PROBLEM DETAILS: Set down every record once more, exactly as given.
┏━━
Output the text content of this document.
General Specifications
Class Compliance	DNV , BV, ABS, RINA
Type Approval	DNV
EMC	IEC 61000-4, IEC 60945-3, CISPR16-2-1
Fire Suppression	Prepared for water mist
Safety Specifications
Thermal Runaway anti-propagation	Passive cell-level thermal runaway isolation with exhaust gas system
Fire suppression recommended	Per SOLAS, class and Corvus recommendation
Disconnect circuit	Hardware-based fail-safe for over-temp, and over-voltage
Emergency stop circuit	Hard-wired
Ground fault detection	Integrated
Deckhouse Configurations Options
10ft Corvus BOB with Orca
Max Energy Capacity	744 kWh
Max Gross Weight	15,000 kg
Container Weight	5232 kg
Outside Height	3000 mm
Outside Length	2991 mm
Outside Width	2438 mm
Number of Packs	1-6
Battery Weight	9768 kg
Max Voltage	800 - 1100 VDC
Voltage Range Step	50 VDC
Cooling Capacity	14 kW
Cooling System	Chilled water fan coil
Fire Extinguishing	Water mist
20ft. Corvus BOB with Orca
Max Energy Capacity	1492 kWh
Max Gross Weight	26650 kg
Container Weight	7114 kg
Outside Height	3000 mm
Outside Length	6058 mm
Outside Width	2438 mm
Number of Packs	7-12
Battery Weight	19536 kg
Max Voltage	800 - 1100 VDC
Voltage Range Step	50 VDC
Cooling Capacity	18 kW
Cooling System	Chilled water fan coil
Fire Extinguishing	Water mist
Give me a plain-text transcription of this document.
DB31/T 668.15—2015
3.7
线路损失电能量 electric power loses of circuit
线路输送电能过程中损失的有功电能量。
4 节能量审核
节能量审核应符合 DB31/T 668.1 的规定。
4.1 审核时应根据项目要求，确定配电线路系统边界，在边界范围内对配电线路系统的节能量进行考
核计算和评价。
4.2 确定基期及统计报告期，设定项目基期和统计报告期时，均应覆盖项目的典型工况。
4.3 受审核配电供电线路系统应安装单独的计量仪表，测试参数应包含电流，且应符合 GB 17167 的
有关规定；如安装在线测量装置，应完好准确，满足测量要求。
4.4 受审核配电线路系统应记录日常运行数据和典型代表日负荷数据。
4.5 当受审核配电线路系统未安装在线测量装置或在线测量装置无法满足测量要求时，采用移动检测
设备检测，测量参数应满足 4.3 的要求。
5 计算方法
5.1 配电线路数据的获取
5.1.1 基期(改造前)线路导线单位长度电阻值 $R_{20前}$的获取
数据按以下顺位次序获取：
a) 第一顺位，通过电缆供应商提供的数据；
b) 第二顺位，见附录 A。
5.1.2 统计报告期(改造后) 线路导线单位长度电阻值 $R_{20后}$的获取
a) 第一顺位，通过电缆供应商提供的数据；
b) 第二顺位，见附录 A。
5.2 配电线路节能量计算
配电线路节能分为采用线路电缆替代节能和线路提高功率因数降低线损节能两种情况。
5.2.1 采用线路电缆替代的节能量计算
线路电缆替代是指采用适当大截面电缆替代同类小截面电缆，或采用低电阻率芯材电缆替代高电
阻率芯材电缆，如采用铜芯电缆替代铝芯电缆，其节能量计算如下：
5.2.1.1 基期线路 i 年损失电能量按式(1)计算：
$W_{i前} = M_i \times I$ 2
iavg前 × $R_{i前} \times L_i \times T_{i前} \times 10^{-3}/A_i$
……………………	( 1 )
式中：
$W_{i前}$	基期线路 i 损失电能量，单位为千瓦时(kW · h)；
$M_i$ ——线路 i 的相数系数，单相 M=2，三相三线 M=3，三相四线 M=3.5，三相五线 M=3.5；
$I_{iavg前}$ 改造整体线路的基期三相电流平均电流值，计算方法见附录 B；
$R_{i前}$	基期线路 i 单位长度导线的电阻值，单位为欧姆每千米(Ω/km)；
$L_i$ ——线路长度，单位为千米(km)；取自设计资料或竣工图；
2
┗━━
TASK OUTPUT:
Output the text content of this document.
General Specifications
Class Compliance	DNV , BV, ABS, RINA
Type Approval	DNV
EMC	IEC 61000-4, IEC 60945-3, CISPR16-2-1
Fire Suppression	Prepared for water mist
Safety Specifications
Thermal Runaway anti-propagation	Passive cell-level thermal runaway isolation with exhaust gas system
Fire suppression recommended	Per SOLAS, class and Corvus recommendation
Disconnect circuit	Hardware-based fail-safe for over-temp, and over-voltage
Emergency stop circuit	Hard-wired
Ground fault detection	Integrated
Deckhouse Configurations Options
10ft Corvus BOB with Orca
Max Energy Capacity	744 kWh
Max Gross Weight	15,000 kg
Container Weight	5232 kg
Outside Height	3000 mm
Outside Length	2991 mm
Outside Width	2438 mm
Number of Packs	1-6
Battery Weight	9768 kg
Max Voltage	800 - 1100 VDC
Voltage Range Step	50 VDC
Cooling Capacity	14 kW
Cooling System	Chilled water fan coil
Fire Extinguishing	Water mist
20ft. Corvus BOB with Orca
Max Energy Capacity	1492 kWh
Max Gross Weight	26650 kg
Container Weight	7114 kg
Outside Height	3000 mm
Outside Length	6058 mm
Outside Width	2438 mm
Number of Packs	7-12
Battery Weight	19536 kg
Max Voltage	800 - 1100 VDC
Voltage Range Step	50 VDC
Cooling Capacity	18 kW
Cooling System	Chilled water fan coil
Fire Extinguishing	Water mist
Give me a plain-text transcription of this document.
DB31/T 668.15—2015
3.7
线路损失电能量 electric power loses of circuit
线路输送电能过程中损失的有功电能量。
4 节能量审核
节能量审核应符合 DB31/T 668.1 的规定。
4.1 审核时应根据项目要求，确定配电线路系统边界，在边界范围内对配电线路系统的节能量进行考
核计算和评价。
4.2 确定基期及统计报告期，设定项目基期和统计报告期时，均应覆盖项目的典型工况。
4.3 受审核配电供电线路系统应安装单独的计量仪表，测试参数应包含电流，且应符合 GB 17167 的
有关规定；如安装在线测量装置，应完好准确，满足测量要求。
4.4 受审核配电线路系统应记录日常运行数据和典型代表日负荷数据。
4.5 当受审核配电线路系统未安装在线测量装置或在线测量装置无法满足测量要求时，采用移动检测
设备检测，测量参数应满足 4.3 的要求。
5 计算方法
5.1 配电线路数据的获取
5.1.1 基期(改造前)线路导线单位长度电阻值 $R_{20前}$的获取
数据按以下顺位次序获取：
a) 第一顺位，通过电缆供应商提供的数据；
b) 第二顺位，见附录 A。
5.1.2 统计报告期(改造后) 线路导线单位长度电阻值 $R_{20后}$的获取
a) 第一顺位，通过电缆供应商提供的数据；
b) 第二顺位，见附录 A。
5.2 配电线路节能量计算
配电线路节能分为采用线路电缆替代节能和线路提高功率因数降低线损节能两种情况。
5.2.1 采用线路电缆替代的节能量计算
线路电缆替代是指采用适当大截面电缆替代同类小截面电缆，或采用低电阻率芯材电缆替代高电
阻率芯材电缆，如采用铜芯电缆替代铝芯电缆，其节能量计算如下：
5.2.1.1 基期线路 i 年损失电能量按式(1)计算：
$W_{i前} = M_i \times I$ 2
iavg前 × $R_{i前} \times L_i \times T_{i前} \times 10^{-3}/A_i$
……………………	( 1 )
式中：
$W_{i前}$	基期线路 i 损失电能量，单位为千瓦时(kW · h)；
$M_i$ ——线路 i 的相数系数，单相 M=2，三相三线 M=3，三相四线 M=3.5，三相五线 M=3.5；
$I_{iavg前}$ 改造整体线路的基期三相电流平均电流值，计算方法见附录 B；
$R_{i前}$	基期线路 i 单位长度导线的电阻值，单位为欧姆每千米(Ω/km)；
$L_i$ ——线路长度，单位为千米(km)；取自设计资料或竣工图；
2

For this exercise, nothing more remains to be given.